■ **STATED TASK**
Across the listing below, how many lines hold "screenshot"? Reply with the number by itself.

** Start RECORDS PROVIDED **

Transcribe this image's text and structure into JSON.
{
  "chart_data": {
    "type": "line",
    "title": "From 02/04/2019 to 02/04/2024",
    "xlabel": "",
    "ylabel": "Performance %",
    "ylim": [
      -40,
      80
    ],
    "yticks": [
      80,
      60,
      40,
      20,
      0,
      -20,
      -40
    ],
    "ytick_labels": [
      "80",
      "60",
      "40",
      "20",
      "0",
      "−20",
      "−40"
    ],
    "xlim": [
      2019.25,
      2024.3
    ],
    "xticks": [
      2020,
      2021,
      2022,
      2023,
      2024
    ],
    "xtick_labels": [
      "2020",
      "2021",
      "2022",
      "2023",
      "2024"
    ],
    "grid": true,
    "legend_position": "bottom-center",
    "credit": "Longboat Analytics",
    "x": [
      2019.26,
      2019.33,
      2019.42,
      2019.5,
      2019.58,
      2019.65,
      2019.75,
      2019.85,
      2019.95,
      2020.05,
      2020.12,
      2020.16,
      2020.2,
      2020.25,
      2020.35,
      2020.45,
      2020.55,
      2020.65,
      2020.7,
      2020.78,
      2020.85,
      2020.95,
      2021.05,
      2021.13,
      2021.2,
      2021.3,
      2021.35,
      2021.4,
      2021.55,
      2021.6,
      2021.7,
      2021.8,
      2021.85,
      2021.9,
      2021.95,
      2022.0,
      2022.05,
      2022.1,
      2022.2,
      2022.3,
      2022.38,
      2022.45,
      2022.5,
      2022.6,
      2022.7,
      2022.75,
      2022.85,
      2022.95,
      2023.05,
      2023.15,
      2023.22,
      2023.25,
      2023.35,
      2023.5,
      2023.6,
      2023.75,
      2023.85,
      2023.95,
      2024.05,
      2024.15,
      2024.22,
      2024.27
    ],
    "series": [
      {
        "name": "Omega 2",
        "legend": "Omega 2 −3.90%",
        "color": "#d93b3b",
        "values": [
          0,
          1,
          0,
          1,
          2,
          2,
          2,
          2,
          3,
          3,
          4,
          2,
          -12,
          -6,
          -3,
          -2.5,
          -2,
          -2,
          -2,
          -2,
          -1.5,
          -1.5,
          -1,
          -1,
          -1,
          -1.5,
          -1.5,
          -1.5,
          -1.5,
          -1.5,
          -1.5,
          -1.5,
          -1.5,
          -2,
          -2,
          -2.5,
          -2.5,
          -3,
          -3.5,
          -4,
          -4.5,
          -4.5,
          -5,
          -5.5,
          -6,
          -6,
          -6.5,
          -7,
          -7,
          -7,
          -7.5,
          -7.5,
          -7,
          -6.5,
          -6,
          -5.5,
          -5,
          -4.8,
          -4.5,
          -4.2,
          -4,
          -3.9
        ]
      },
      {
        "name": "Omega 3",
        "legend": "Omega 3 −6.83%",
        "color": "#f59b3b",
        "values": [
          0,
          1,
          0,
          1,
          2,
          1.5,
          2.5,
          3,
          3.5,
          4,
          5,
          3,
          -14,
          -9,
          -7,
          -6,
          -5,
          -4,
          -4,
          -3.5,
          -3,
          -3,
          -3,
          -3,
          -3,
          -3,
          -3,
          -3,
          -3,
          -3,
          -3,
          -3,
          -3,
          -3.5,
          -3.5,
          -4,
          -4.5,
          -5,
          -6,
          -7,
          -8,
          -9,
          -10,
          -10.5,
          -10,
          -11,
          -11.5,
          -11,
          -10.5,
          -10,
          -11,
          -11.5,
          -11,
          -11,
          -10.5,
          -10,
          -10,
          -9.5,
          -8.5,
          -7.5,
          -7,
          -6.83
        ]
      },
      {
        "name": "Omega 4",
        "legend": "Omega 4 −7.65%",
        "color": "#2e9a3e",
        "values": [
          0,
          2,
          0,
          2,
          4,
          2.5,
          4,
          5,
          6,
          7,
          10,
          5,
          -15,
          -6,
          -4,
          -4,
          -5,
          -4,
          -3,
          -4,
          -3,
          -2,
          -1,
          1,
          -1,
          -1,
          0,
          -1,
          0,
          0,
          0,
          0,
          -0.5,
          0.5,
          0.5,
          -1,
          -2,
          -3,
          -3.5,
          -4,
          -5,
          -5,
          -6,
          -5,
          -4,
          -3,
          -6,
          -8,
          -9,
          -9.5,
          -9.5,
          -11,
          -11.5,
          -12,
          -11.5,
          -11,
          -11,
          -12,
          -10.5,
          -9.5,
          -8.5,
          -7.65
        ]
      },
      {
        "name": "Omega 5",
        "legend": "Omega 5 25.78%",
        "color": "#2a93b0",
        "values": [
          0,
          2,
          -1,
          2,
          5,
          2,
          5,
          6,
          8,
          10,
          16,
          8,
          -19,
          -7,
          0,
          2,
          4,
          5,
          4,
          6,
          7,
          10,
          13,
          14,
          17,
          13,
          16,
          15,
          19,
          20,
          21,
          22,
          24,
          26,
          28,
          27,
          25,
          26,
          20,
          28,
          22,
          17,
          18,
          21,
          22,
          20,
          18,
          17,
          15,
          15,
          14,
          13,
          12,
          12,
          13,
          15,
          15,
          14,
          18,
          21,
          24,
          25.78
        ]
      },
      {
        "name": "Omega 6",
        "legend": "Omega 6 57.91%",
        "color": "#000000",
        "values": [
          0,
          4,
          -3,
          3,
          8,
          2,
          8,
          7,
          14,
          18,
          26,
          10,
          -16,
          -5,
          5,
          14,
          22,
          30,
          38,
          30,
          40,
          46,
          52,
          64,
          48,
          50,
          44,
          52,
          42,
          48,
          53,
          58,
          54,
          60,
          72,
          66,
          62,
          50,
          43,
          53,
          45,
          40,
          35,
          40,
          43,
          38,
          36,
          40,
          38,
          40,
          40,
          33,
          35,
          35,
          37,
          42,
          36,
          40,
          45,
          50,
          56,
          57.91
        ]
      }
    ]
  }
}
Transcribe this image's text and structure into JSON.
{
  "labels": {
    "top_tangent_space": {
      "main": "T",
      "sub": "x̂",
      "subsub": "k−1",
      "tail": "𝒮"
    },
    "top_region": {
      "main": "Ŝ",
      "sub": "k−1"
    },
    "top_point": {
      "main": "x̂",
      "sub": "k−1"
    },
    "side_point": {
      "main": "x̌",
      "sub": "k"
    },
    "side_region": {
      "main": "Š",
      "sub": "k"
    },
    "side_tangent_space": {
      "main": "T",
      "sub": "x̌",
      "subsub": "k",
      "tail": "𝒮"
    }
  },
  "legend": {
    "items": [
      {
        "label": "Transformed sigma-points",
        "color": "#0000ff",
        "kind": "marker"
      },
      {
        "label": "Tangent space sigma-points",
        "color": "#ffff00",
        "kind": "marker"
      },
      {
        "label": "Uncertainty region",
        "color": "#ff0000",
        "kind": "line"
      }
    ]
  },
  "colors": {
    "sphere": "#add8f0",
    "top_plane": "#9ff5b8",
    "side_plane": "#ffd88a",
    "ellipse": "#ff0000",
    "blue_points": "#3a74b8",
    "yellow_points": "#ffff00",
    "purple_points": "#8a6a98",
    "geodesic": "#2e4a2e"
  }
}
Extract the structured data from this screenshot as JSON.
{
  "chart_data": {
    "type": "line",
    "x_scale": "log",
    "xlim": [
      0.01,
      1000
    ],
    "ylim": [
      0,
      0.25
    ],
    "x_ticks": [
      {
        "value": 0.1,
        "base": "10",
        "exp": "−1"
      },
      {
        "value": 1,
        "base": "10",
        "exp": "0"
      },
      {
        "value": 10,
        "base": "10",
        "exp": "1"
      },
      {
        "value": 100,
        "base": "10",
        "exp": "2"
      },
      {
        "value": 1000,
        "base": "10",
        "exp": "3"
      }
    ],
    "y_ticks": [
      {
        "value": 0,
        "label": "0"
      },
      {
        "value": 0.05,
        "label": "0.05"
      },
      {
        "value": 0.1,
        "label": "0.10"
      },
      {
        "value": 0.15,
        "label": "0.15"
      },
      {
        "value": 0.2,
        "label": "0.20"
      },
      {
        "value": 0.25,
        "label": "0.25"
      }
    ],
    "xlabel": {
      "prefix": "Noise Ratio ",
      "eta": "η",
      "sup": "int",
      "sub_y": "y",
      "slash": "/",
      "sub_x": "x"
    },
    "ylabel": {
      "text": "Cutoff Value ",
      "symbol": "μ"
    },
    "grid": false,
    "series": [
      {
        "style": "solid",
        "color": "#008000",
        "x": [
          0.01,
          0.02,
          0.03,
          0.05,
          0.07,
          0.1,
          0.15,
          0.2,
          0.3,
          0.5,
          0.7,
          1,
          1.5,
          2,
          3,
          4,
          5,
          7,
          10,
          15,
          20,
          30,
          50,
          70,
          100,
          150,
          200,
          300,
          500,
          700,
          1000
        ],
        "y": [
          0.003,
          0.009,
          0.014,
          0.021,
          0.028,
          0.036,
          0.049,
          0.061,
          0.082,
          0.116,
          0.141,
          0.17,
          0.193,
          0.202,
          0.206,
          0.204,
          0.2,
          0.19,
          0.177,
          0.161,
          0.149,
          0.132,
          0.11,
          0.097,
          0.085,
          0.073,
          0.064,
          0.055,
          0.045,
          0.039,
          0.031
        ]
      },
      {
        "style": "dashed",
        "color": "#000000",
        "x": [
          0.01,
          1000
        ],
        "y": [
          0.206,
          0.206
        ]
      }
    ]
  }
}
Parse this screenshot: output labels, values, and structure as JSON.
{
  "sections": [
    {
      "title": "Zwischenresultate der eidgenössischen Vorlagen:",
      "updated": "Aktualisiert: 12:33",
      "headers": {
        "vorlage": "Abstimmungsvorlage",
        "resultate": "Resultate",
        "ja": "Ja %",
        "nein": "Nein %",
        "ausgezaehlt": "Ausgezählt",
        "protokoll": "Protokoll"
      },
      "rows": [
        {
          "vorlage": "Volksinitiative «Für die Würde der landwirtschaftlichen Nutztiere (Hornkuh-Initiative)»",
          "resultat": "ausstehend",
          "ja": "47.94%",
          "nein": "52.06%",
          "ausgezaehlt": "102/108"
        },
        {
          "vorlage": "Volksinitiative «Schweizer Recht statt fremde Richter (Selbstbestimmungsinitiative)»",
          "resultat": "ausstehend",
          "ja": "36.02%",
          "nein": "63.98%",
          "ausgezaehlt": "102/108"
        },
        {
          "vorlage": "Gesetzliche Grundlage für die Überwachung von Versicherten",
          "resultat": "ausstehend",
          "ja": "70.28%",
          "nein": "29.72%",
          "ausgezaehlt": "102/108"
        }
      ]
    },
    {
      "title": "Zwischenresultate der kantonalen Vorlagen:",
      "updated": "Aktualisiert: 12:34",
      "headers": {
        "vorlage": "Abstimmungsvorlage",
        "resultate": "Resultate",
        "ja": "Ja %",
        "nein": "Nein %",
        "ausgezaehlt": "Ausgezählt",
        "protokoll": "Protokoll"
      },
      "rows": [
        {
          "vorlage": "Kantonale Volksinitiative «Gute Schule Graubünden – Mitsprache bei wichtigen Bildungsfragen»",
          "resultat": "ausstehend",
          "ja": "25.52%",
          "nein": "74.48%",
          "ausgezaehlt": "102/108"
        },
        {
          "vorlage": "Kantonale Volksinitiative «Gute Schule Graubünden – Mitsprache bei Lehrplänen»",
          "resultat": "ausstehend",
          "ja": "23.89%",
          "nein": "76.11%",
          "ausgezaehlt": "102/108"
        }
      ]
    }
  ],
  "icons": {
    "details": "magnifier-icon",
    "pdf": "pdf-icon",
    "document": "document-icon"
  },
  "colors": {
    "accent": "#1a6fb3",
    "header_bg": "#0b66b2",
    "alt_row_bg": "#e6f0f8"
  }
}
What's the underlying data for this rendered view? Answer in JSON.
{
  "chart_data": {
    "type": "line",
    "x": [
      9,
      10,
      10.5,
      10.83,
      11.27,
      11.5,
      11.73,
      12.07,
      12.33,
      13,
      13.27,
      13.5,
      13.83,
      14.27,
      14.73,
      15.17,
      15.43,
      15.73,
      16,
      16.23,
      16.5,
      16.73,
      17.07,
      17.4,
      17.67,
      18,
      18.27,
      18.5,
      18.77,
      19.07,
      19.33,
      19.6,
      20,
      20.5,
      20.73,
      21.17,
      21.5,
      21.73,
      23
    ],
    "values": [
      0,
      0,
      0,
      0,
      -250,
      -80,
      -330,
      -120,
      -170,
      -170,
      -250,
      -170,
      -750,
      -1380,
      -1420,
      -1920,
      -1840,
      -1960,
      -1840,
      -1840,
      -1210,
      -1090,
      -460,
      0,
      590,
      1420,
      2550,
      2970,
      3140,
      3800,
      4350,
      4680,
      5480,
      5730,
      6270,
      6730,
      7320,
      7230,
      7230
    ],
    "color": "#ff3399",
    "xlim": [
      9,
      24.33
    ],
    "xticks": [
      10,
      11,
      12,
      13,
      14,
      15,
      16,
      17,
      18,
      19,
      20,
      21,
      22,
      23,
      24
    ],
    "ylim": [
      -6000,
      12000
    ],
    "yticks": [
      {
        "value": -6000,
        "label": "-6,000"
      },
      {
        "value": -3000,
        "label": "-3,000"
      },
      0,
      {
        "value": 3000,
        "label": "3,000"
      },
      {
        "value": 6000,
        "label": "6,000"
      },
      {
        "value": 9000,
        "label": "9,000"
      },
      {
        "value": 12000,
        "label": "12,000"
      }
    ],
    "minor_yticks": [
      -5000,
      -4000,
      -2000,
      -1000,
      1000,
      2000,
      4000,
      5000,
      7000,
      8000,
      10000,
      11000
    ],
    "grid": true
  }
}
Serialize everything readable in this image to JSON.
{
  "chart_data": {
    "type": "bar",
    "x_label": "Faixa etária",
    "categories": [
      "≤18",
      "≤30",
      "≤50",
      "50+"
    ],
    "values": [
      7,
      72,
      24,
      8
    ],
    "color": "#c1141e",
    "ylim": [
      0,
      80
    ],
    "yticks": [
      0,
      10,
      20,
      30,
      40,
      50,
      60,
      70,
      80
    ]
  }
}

** End RECORDS PROVIDED **

■ **REPLY**
2